>> begin Supplied passage

Different aspects of the value proposition become crucial depending on the chosen strategy.

Companies strive to excel in one of the three areas while maintaining threshold standards in the other two. By identifying its customer value proposition in a strategy map, a company will know which classes and types of customers to target.

For example, Retail giants like Walmart and Costco use the operational excellence strategy. By selling items at low prices, in bulk, and in a warehouse environment, they maintain cost leadership. Customers come to them for convenience and low cost and not for the uniqueness of products or sales support.

Banks like J. P. Morgan provide unique and elevated private banking experiences shaped around their customers’ needs by following the customer intimacy strategy.

On the other hand, auto brands like Mercedes follow a product leadership strategy where they focus on innovation, cutting-edge features, best-in-class performance, and comfort in their cars.

By selecting the customer value proposition in the strategy map, companies can detect if the balanced scorecard measures are in alignment with their strategy.

Since markets consist of heterogeneous customers, not all of whom value the same parameters, the strategy map also forces companies to choose their customers or customer segments.

>> end Supplied passage
>> begin Supplied information

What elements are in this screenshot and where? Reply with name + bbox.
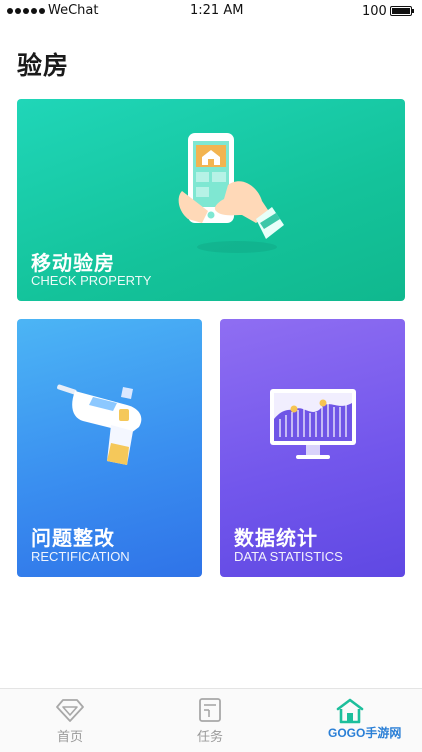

>> end Supplied information

Written request 1 :: Translate this sentence from the strategy map passage into Spanish: "Customers come to them for convenience and low cost and not for the uniqueness of products or sales support."
Written request 2 :: Rewrite the strategy map passage from "Banks like J." up to and including "or customer segments.", changing "heterogeneous" to "diverse".

Task result 1 :: Los clientes acuden a ellos por la comodidad y el bajo costo, y no por la singularidad de los productos ni por el apoyo en las ventas.

Task result 2 ::
Banks like J. P. Morgan provide unique and elevated private banking experiences shaped around their customers’ needs by following the customer intimacy strategy.

On the other hand, auto brands like Mercedes follow a product leadership strategy where they focus on innovation, cutting-edge features, best-in-class performance, and comfort in their cars.

By selecting the customer value proposition in the strategy map, companies can detect if the balanced scorecard measures are in alignment with their strategy.

Since markets consist of diverse customers, not all of whom value the same parameters, the strategy map also forces companies to choose their customers or customer segments.